[Figure collection entries]

----

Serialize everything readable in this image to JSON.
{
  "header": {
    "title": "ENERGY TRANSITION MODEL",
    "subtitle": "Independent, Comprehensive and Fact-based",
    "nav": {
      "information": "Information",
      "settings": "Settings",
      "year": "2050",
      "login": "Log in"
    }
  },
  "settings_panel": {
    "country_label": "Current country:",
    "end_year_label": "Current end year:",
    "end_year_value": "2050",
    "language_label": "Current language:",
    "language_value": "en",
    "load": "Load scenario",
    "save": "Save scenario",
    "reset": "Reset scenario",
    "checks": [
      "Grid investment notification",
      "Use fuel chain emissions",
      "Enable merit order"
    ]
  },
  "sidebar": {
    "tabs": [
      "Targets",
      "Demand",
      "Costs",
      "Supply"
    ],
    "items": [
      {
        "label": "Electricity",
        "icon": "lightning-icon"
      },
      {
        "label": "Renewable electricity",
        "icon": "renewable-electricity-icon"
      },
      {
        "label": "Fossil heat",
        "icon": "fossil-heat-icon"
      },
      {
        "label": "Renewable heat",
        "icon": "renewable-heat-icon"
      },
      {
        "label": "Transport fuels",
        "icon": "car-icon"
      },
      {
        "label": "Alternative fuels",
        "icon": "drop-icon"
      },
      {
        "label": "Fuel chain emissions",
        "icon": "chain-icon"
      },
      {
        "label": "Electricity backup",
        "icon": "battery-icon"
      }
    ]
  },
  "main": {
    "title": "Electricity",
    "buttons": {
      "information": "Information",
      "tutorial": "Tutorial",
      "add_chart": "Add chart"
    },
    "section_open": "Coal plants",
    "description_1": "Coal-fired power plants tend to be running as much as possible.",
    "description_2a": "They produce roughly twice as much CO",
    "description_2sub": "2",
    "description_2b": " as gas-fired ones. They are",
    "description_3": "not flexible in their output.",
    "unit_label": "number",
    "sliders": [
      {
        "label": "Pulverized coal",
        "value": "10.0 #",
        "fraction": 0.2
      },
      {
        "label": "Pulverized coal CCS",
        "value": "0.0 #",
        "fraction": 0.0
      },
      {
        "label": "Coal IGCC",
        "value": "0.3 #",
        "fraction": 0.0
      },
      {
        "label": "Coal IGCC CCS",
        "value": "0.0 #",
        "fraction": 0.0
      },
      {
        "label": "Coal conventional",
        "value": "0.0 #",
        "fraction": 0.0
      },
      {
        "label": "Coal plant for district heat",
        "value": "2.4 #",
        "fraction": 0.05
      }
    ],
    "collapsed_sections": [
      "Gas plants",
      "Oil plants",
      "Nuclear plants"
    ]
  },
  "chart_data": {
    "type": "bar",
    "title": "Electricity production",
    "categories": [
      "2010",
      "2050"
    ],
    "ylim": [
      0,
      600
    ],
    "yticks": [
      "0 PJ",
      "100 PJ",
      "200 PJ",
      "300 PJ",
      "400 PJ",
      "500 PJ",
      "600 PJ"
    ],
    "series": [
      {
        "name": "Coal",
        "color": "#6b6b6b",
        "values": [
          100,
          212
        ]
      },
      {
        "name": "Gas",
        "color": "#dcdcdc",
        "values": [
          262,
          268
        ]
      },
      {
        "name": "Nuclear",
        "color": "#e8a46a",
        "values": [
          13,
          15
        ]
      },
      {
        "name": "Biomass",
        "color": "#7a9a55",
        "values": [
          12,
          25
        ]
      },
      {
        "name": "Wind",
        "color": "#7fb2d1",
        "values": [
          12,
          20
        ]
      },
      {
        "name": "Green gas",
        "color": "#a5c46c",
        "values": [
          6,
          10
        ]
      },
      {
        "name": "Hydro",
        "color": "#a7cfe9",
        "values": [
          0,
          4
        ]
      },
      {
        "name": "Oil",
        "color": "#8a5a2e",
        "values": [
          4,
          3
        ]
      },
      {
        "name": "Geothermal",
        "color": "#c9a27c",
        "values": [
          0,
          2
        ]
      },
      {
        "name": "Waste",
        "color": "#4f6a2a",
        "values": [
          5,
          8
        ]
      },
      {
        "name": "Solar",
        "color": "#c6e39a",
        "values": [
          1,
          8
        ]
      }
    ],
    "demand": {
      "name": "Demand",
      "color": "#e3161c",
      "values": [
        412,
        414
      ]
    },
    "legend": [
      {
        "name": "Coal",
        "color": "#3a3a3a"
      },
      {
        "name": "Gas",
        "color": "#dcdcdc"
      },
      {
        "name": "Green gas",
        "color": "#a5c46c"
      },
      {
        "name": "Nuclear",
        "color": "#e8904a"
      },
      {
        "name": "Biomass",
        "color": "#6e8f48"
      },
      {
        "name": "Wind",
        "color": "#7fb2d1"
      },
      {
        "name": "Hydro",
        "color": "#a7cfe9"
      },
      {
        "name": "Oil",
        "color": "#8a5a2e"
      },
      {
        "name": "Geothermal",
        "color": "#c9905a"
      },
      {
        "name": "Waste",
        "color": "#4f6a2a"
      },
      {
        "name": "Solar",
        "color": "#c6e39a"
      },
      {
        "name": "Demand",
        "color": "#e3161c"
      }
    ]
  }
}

----

--- YOUR INSTRUCTIONS ---
Copy all the records above exactly, missing none.

--- RESULT OF THIS TASK ---
Serialize everything readable in this image to JSON.
{
  "header": {
    "title": "ENERGY TRANSITION MODEL",
    "subtitle": "Independent, Comprehensive and Fact-based",
    "nav": {
      "information": "Information",
      "settings": "Settings",
      "year": "2050",
      "login": "Log in"
    }
  },
  "settings_panel": {
    "country_label": "Current country:",
    "end_year_label": "Current end year:",
    "end_year_value": "2050",
    "language_label": "Current language:",
    "language_value": "en",
    "load": "Load scenario",
    "save": "Save scenario",
    "reset": "Reset scenario",
    "checks": [
      "Grid investment notification",
      "Use fuel chain emissions",
      "Enable merit order"
    ]
  },
  "sidebar": {
    "tabs": [
      "Targets",
      "Demand",
      "Costs",
      "Supply"
    ],
    "items": [
      {
        "label": "Electricity",
        "icon": "lightning-icon"
      },
      {
        "label": "Renewable electricity",
        "icon": "renewable-electricity-icon"
      },
      {
        "label": "Fossil heat",
        "icon": "fossil-heat-icon"
      },
      {
        "label": "Renewable heat",
        "icon": "renewable-heat-icon"
      },
      {
        "label": "Transport fuels",
        "icon": "car-icon"
      },
      {
        "label": "Alternative fuels",
        "icon": "drop-icon"
      },
      {
        "label": "Fuel chain emissions",
        "icon": "chain-icon"
      },
      {
        "label": "Electricity backup",
        "icon": "battery-icon"
      }
    ]
  },
  "main": {
    "title": "Electricity",
    "buttons": {
      "information": "Information",
      "tutorial": "Tutorial",
      "add_chart": "Add chart"
    },
    "section_open": "Coal plants",
    "description_1": "Coal-fired power plants tend to be running as much as possible.",
    "description_2a": "They produce roughly twice as much CO",
    "description_2sub": "2",
    "description_2b": " as gas-fired ones. They are",
    "description_3": "not flexible in their output.",
    "unit_label": "number",
    "sliders": [
      {
        "label": "Pulverized coal",
        "value": "10.0 #",
        "fraction": 0.2
      },
      {
        "label": "Pulverized coal CCS",
        "value": "0.0 #",
        "fraction": 0.0
      },
      {
        "label": "Coal IGCC",
        "value": "0.3 #",
        "fraction": 0.0
      },
      {
        "label": "Coal IGCC CCS",
        "value": "0.0 #",
        "fraction": 0.0
      },
      {
        "label": "Coal conventional",
        "value": "0.0 #",
        "fraction": 0.0
      },
      {
        "label": "Coal plant for district heat",
        "value": "2.4 #",
        "fraction": 0.05
      }
    ],
    "collapsed_sections": [
      "Gas plants",
      "Oil plants",
      "Nuclear plants"
    ]
  },
  "chart_data": {
    "type": "bar",
    "title": "Electricity production",
    "categories": [
      "2010",
      "2050"
    ],
    "ylim": [
      0,
      600
    ],
    "yticks": [
      "0 PJ",
      "100 PJ",
      "200 PJ",
      "300 PJ",
      "400 PJ",
      "500 PJ",
      "600 PJ"
    ],
    "series": [
      {
        "name": "Coal",
        "color": "#6b6b6b",
        "values": [
          100,
          212
        ]
      },
      {
        "name": "Gas",
        "color": "#dcdcdc",
        "values": [
          262,
          268
        ]
      },
      {
        "name": "Nuclear",
        "color": "#e8a46a",
        "values": [
          13,
          15
        ]
      },
      {
        "name": "Biomass",
        "color": "#7a9a55",
        "values": [
          12,
          25
        ]
      },
      {
        "name": "Wind",
        "color": "#7fb2d1",
        "values": [
          12,
          20
        ]
      },
      {
        "name": "Green gas",
        "color": "#a5c46c",
        "values": [
          6,
          10
        ]
      },
      {
        "name": "Hydro",
        "color": "#a7cfe9",
        "values": [
          0,
          4
        ]
      },
      {
        "name": "Oil",
        "color": "#8a5a2e",
        "values": [
          4,
          3
        ]
      },
      {
        "name": "Geothermal",
        "color": "#c9a27c",
        "values": [
          0,
          2
        ]
      },
      {
        "name": "Waste",
        "color": "#4f6a2a",
        "values": [
          5,
          8
        ]
      },
      {
        "name": "Solar",
        "color": "#c6e39a",
        "values": [
          1,
          8
        ]
      }
    ],
    "demand": {
      "name": "Demand",
      "color": "#e3161c",
      "values": [
        412,
        414
      ]
    },
    "legend": [
      {
        "name": "Coal",
        "color": "#3a3a3a"
      },
      {
        "name": "Gas",
        "color": "#dcdcdc"
      },
      {
        "name": "Green gas",
        "color": "#a5c46c"
      },
      {
        "name": "Nuclear",
        "color": "#e8904a"
      },
      {
        "name": "Biomass",
        "color": "#6e8f48"
      },
      {
        "name": "Wind",
        "color": "#7fb2d1"
      },
      {
        "name": "Hydro",
        "color": "#a7cfe9"
      },
      {
        "name": "Oil",
        "color": "#8a5a2e"
      },
      {
        "name": "Geothermal",
        "color": "#c9905a"
      },
      {
        "name": "Waste",
        "color": "#4f6a2a"
      },
      {
        "name": "Solar",
        "color": "#c6e39a"
      },
      {
        "name": "Demand",
        "color": "#e3161c"
      }
    ]
  }
}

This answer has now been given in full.